**Given task**
Make an exact copy of all the data.

**Records to use**
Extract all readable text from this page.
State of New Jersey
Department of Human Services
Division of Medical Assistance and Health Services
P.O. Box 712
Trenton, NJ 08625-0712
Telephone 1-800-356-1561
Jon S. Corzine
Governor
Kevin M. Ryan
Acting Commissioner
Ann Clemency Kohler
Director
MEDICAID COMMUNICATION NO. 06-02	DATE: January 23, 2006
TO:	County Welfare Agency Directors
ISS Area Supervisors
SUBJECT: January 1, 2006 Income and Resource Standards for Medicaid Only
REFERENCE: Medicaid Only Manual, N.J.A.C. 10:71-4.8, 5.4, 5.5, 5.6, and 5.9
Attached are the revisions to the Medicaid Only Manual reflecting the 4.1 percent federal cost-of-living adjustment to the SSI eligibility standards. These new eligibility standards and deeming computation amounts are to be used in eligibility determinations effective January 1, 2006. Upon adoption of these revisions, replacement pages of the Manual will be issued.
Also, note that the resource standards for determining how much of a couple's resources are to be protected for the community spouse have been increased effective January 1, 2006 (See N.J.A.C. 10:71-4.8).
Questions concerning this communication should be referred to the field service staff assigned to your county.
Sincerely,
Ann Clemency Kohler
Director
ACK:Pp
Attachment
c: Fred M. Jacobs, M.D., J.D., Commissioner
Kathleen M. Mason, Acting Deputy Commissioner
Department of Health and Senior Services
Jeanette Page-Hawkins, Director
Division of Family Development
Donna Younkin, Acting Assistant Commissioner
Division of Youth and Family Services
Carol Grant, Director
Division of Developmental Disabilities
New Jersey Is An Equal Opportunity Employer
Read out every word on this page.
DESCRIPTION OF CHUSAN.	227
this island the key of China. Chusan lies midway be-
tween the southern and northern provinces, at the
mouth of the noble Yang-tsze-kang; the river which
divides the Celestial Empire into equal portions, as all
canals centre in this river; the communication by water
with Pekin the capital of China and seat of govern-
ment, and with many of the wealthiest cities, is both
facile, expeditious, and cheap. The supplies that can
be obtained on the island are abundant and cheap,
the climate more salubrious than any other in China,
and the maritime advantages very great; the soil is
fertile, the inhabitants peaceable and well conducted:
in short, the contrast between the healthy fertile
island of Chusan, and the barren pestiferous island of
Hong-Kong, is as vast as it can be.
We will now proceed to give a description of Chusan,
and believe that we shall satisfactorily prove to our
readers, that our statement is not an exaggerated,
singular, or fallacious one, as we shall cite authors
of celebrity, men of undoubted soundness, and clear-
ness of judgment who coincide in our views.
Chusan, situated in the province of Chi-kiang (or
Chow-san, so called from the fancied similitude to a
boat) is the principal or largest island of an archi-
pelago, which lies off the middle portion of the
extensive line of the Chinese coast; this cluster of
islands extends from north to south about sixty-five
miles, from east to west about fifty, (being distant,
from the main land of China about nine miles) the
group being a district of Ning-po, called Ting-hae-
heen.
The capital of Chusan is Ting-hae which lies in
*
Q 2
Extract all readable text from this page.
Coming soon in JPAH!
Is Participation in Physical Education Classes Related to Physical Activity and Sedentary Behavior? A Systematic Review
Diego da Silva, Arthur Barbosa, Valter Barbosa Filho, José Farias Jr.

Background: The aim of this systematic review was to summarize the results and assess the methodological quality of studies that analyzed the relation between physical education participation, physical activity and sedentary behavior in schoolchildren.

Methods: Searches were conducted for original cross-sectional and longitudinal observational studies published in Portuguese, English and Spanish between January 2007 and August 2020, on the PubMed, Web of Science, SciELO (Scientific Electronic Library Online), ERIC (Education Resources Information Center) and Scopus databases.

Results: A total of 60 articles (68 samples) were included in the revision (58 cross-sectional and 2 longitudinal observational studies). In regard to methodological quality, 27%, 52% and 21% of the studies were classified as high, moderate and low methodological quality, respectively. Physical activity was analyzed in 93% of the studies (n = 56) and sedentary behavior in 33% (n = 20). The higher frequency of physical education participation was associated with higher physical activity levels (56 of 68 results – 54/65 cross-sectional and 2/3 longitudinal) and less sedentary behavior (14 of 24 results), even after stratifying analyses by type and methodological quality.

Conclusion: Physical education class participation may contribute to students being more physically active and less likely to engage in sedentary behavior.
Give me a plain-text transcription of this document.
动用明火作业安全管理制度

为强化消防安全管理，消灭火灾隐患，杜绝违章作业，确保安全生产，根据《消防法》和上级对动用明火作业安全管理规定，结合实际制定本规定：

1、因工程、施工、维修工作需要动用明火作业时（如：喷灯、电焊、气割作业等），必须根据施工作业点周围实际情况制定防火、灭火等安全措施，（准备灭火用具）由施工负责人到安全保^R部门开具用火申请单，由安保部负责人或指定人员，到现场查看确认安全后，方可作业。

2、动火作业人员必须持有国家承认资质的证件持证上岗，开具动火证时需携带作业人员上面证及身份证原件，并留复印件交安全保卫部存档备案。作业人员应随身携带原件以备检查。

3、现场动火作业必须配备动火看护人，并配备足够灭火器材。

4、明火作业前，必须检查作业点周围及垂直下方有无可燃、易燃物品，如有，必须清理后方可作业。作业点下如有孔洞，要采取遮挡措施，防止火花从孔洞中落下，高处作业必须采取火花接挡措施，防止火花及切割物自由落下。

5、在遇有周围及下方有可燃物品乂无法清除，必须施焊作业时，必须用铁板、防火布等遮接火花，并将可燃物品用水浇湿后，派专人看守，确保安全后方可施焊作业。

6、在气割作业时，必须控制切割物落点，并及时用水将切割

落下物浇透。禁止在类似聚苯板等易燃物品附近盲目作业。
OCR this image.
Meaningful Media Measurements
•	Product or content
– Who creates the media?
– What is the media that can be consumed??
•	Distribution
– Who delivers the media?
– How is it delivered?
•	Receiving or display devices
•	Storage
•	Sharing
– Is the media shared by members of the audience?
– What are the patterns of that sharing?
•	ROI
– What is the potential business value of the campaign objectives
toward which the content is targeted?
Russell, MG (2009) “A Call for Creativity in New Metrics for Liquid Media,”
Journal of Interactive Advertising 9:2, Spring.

**In response**
Extract all readable text from this page.
State of New Jersey
Department of Human Services
Division of Medical Assistance and Health Services
P.O. Box 712
Trenton, NJ 08625-0712
Telephone 1-800-356-1561
Jon S. Corzine
Governor
Kevin M. Ryan
Acting Commissioner
Ann Clemency Kohler
Director
MEDICAID COMMUNICATION NO. 06-02	DATE: January 23, 2006
TO:	County Welfare Agency Directors
ISS Area Supervisors
SUBJECT: January 1, 2006 Income and Resource Standards for Medicaid Only
REFERENCE: Medicaid Only Manual, N.J.A.C. 10:71-4.8, 5.4, 5.5, 5.6, and 5.9
Attached are the revisions to the Medicaid Only Manual reflecting the 4.1 percent federal cost-of-living adjustment to the SSI eligibility standards. These new eligibility standards and deeming computation amounts are to be used in eligibility determinations effective January 1, 2006. Upon adoption of these revisions, replacement pages of the Manual will be issued.
Also, note that the resource standards for determining how much of a couple's resources are to be protected for the community spouse have been increased effective January 1, 2006 (See N.J.A.C. 10:71-4.8).
Questions concerning this communication should be referred to the field service staff assigned to your county.
Sincerely,
Ann Clemency Kohler
Director
ACK:Pp
Attachment
c: Fred M. Jacobs, M.D., J.D., Commissioner
Kathleen M. Mason, Acting Deputy Commissioner
Department of Health and Senior Services
Jeanette Page-Hawkins, Director
Division of Family Development
Donna Younkin, Acting Assistant Commissioner
Division of Youth and Family Services
Carol Grant, Director
Division of Developmental Disabilities
New Jersey Is An Equal Opportunity Employer
Read out every word on this page.
DESCRIPTION OF CHUSAN.	227
this island the key of China. Chusan lies midway be-
tween the southern and northern provinces, at the
mouth of the noble Yang-tsze-kang; the river which
divides the Celestial Empire into equal portions, as all
canals centre in this river; the communication by water
with Pekin the capital of China and seat of govern-
ment, and with many of the wealthiest cities, is both
facile, expeditious, and cheap. The supplies that can
be obtained on the island are abundant and cheap,
the climate more salubrious than any other in China,
and the maritime advantages very great; the soil is
fertile, the inhabitants peaceable and well conducted:
in short, the contrast between the healthy fertile
island of Chusan, and the barren pestiferous island of
Hong-Kong, is as vast as it can be.
We will now proceed to give a description of Chusan,
and believe that we shall satisfactorily prove to our
readers, that our statement is not an exaggerated,
singular, or fallacious one, as we shall cite authors
of celebrity, men of undoubted soundness, and clear-
ness of judgment who coincide in our views.
Chusan, situated in the province of Chi-kiang (or
Chow-san, so called from the fancied similitude to a
boat) is the principal or largest island of an archi-
pelago, which lies off the middle portion of the
extensive line of the Chinese coast; this cluster of
islands extends from north to south about sixty-five
miles, from east to west about fifty, (being distant,
from the main land of China about nine miles) the
group being a district of Ning-po, called Ting-hae-
heen.
The capital of Chusan is Ting-hae which lies in
*
Q 2
Extract all readable text from this page.
Coming soon in JPAH!
Is Participation in Physical Education Classes Related to Physical Activity and Sedentary Behavior? A Systematic Review
Diego da Silva, Arthur Barbosa, Valter Barbosa Filho, José Farias Jr.

Background: The aim of this systematic review was to summarize the results and assess the methodological quality of studies that analyzed the relation between physical education participation, physical activity and sedentary behavior in schoolchildren.

Methods: Searches were conducted for original cross-sectional and longitudinal observational studies published in Portuguese, English and Spanish between January 2007 and August 2020, on the PubMed, Web of Science, SciELO (Scientific Electronic Library Online), ERIC (Education Resources Information Center) and Scopus databases.

Results: A total of 60 articles (68 samples) were included in the revision (58 cross-sectional and 2 longitudinal observational studies). In regard to methodological quality, 27%, 52% and 21% of the studies were classified as high, moderate and low methodological quality, respectively. Physical activity was analyzed in 93% of the studies (n = 56) and sedentary behavior in 33% (n = 20). The higher frequency of physical education participation was associated with higher physical activity levels (56 of 68 results – 54/65 cross-sectional and 2/3 longitudinal) and less sedentary behavior (14 of 24 results), even after stratifying analyses by type and methodological quality.

Conclusion: Physical education class participation may contribute to students being more physically active and less likely to engage in sedentary behavior.
Give me a plain-text transcription of this document.
动用明火作业安全管理制度

为强化消防安全管理，消灭火灾隐患，杜绝违章作业，确保安全生产，根据《消防法》和上级对动用明火作业安全管理规定，结合实际制定本规定：

1、因工程、施工、维修工作需要动用明火作业时（如：喷灯、电焊、气割作业等），必须根据施工作业点周围实际情况制定防火、灭火等安全措施，（准备灭火用具）由施工负责人到安全保^R部门开具用火申请单，由安保部负责人或指定人员，到现场查看确认安全后，方可作业。

2、动火作业人员必须持有国家承认资质的证件持证上岗，开具动火证时需携带作业人员上面证及身份证原件，并留复印件交安全保卫部存档备案。作业人员应随身携带原件以备检查。

3、现场动火作业必须配备动火看护人，并配备足够灭火器材。

4、明火作业前，必须检查作业点周围及垂直下方有无可燃、易燃物品，如有，必须清理后方可作业。作业点下如有孔洞，要采取遮挡措施，防止火花从孔洞中落下，高处作业必须采取火花接挡措施，防止火花及切割物自由落下。

5、在遇有周围及下方有可燃物品乂无法清除，必须施焊作业时，必须用铁板、防火布等遮接火花，并将可燃物品用水浇湿后，派专人看守，确保安全后方可施焊作业。

6、在气割作业时，必须控制切割物落点，并及时用水将切割

落下物浇透。禁止在类似聚苯板等易燃物品附近盲目作业。
OCR this image.
Meaningful Media Measurements
•	Product or content
– Who creates the media?
– What is the media that can be consumed??
•	Distribution
– Who delivers the media?
– How is it delivered?
•	Receiving or display devices
•	Storage
•	Sharing
– Is the media shared by members of the audience?
– What are the patterns of that sharing?
•	ROI
– What is the potential business value of the campaign objectives
toward which the content is targeted?
Russell, MG (2009) “A Call for Creativity in New Metrics for Liquid Media,”
Journal of Interactive Advertising 9:2, Spring.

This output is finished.